* START Selected extract *

One thing the SEC seizes on is Defendants' role in selling the properties in which the general partnerships are invested. A former broker, for example, said in a declaration that he was trained to tell investors that Schooler “had great expertise” in “making decisions about the best time to buy and sell land.” (Torres Decl. ¶¶ 5–6.) He also said “Western would decide when to sell the land, find a buyer, and negotiate a sales price.” ( Id. at ¶ 8.) An investor—the Stanford Business School employee—said that when he spoke with Defendants' representative, he was told that “when Western believed the time was right to sell the land, it would approach potential buyers and negotiate a sales price, then come back to its investors for final approval.” (Levoy Decl. ¶ 9.) The SEC asserted in its opposition to Defendants' motion to dissolve the TRO that “the evidence in this case shows that Schooler only presents offers that will provide a positive return on the investment, as opposed to all offers.” (Doc. No. 18 at 4.) The deposition testimony it cites to, however, does some but not all of the work the SEC enlists it to do. For example, in his own deposition the SEC tried to pin Schooler down on this point and didn't fully succeed:

Q: Did you share every single offer that came in with the—so, if there was an offer on a particular piece of land and it was way below what you thought was appropriate for the property, would you share that offer with the partnership?

A: If it's a written offer, I have to. If it's a letter of intent, I might indicate to Mr. Schaeffer that I will send that to the partnership, gladly, but I don't believe that it's going to be accepted because it's too low. And so, sometimes the person making the offer would raise the price a little bit, but, if that's not the case, then I send it to the partnership.

Q: You send the letter of intent to the partnership?

A: Mm-hmm.

Q: For a vote, do you mean?

A: For a vote, yes. Or, there's a ballot created that explains the terms of the letter of intent.

Q: Did you ever get any verbal offers on any of these pieces of land?

A: Verbal offers?

Q: Like, brokers talking to each other. You know, hey, maybe I could buy the land for a certain amount of money but it's not a letter of intent.

A: I don't remember.

Q: Did you engage in some negotiation with the potential buyers?

A: Directly?

Q: Directly or through Mr. Schaeffer.

A: Not really. I mean, when it's a real offer, it has to go to the partnership.

Q: I think you just mentioned that if you got a letter of intent that seemed low to you, you'd tell Mr. Schaeffer to go back to the

A: Well, usually, there's a question that comes along with that, “Do you think the partnership will take this?” And I'll say, “I don't know. I don't believe so.” You know, just based on what they paid for it, everybody's real cognizant of their time, so, you know, most buyers want to send in an offer that has a chance of being accepted, but if it's a formal offer, you know, a real offer, I have to give it to the partnership.
(Kalin Decl. II, Ex. 1, Schooler Dep. at 219:11–221:5.) The Court doesn't think this testimony completely clears Schooler, but neither does it completely accept the SEC's view that it shows he doesn't present all offers to the partnership. Likewise, the deposition testimony of Roger de Bock is suggestive, but not conclusive.

* END Selected extract *
* START Available data *

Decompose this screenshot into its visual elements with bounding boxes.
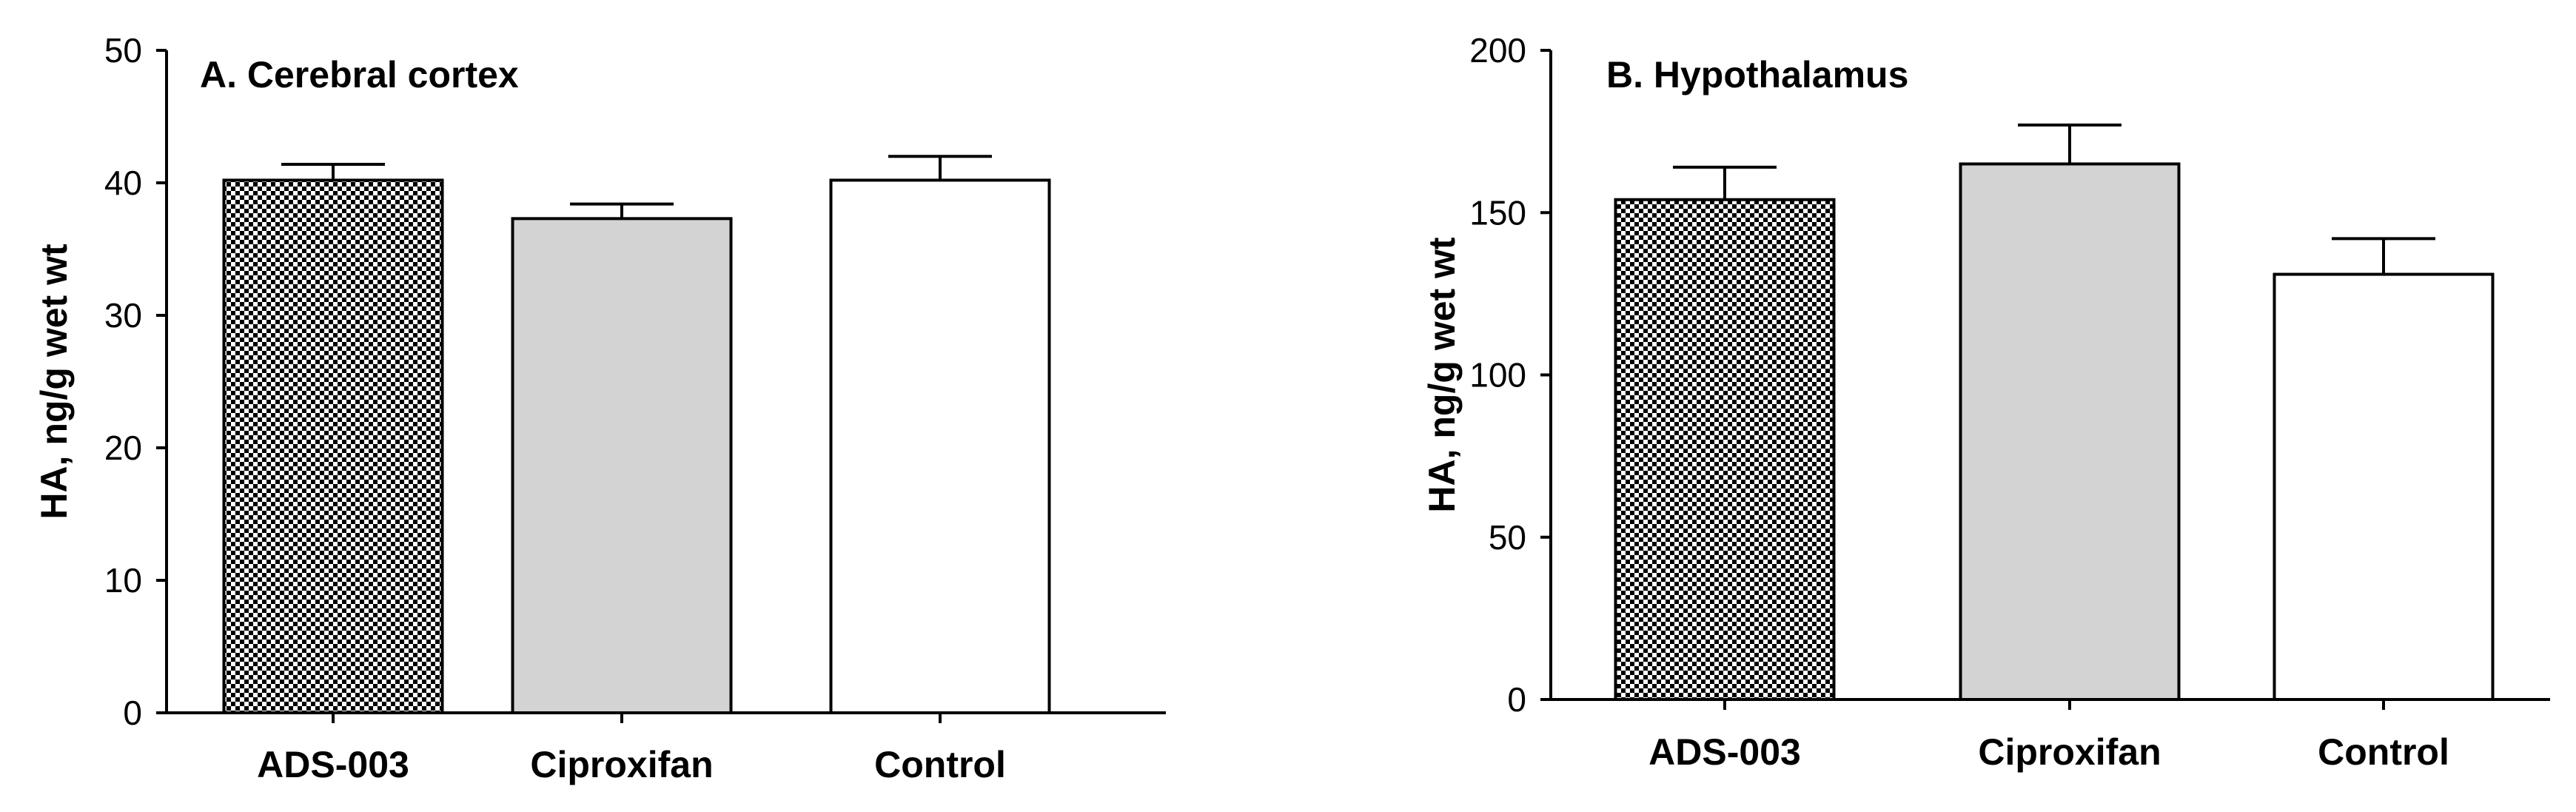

* END Available data *

» **Your tasks**:
1. In the court excerpt on the SEC's case against Schooler, translate this sentence into Spanish: "Likewise, the deposition testimony of Roger de Bock is suggestive, but not conclusive."
2. Reproduce the part of the court excerpt on the SEC's case against Schooler that opens with the words "A: Verbal offers?" and closes with "through Mr. Schaeffer.", updating "Mr. Schaeffer" to "the broker" throughout.

» **Task solutions**:
1. Asimismo, la declaración testimonial de Roger de Bock es sugerente, pero no concluyente.

2.
A: Verbal offers?

Q: Like, brokers talking to each other. You know, hey, maybe I could buy the land for a certain amount of money but it's not a letter of intent.

A: I don't remember.

Q: Did you engage in some negotiation with the potential buyers?

A: Directly?

Q: Directly or through the broker.